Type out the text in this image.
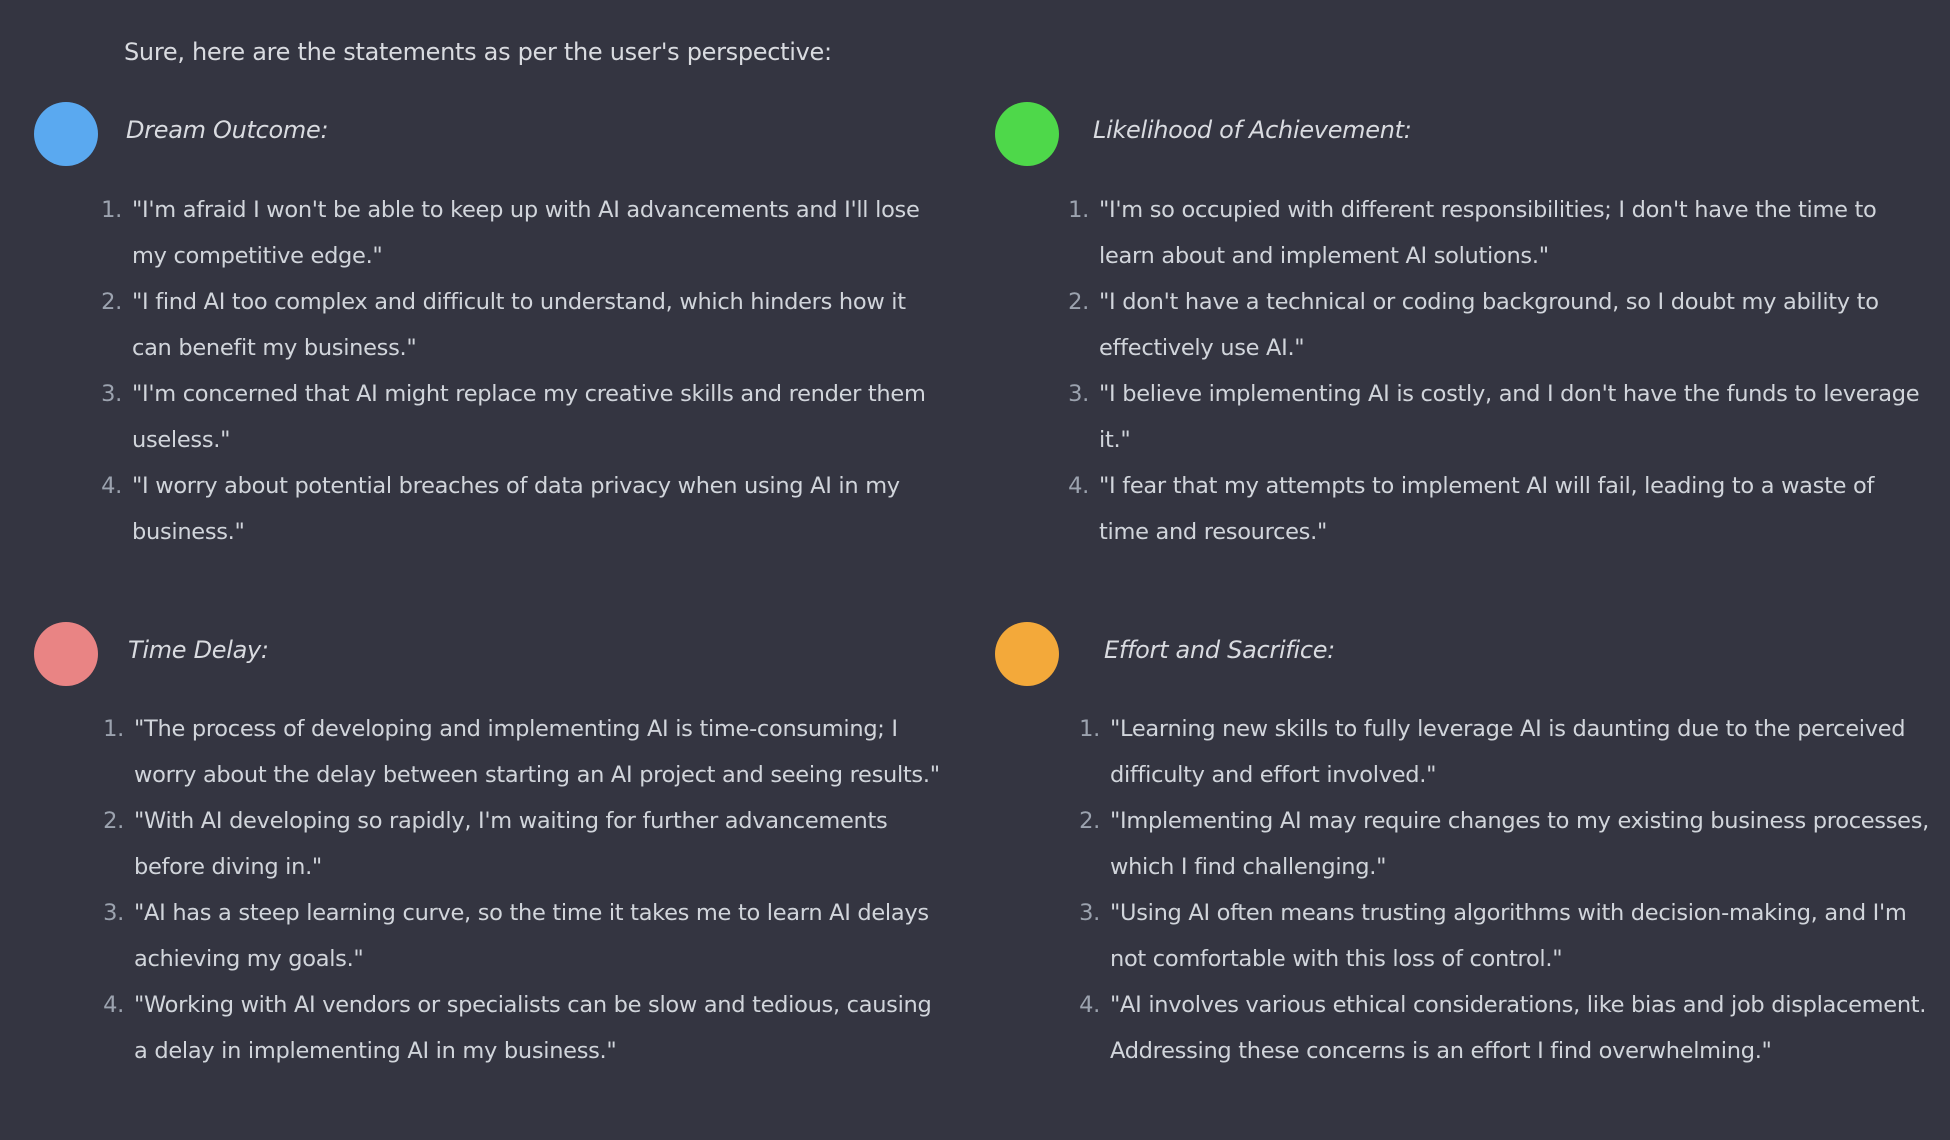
Sure, here are the statements as per the user's perspective:
Dream Outcome:
1. "I'm afraid I won't be able to keep up with AI advancements and I'll lose my competitive edge."
2. "I find AI too complex and difficult to understand, which hinders how it can benefit my business."
3. "I'm concerned that AI might replace my creative skills and render them useless."
4. "I worry about potential breaches of data privacy when using AI in my business."
Likelihood of Achievement:
1. "I'm so occupied with different responsibilities; I don't have the time to learn about and implement AI solutions."
2. "I don't have a technical or coding background, so I doubt my ability to effectively use AI."
3. "I believe implementing AI is costly, and I don't have the funds to leverage it."
4. "I fear that my attempts to implement AI will fail, leading to a waste of time and resources."
Time Delay:
1. "The process of developing and implementing AI is time-consuming; I worry about the delay between starting an AI project and seeing results."
2. "With AI developing so rapidly, I'm waiting for further advancements before diving in."
3. "AI has a steep learning curve, so the time it takes me to learn AI delays achieving my goals."
4. "Working with AI vendors or specialists can be slow and tedious, causing a delay in implementing AI in my business."
Effort and Sacrifice:
1. "Learning new skills to fully leverage AI is daunting due to the perceived difficulty and effort involved."
2. "Implementing AI may require changes to my existing business processes, which I find challenging."
3. "Using AI often means trusting algorithms with decision-making, and I'm not comfortable with this loss of control."
4. "AI involves various ethical considerations, like bias and job displacement. Addressing these concerns is an effort I find overwhelming."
★ ★ ★ ★
» Set exercise
Working from the entries above, return all lines that contain "developing".

» Correct result
1. "The process of developing and implementing AI is time-consuming; I worry about the delay between starting an AI project and seeing results."
2. "With AI developing so rapidly, I'm waiting for further advancements before diving in."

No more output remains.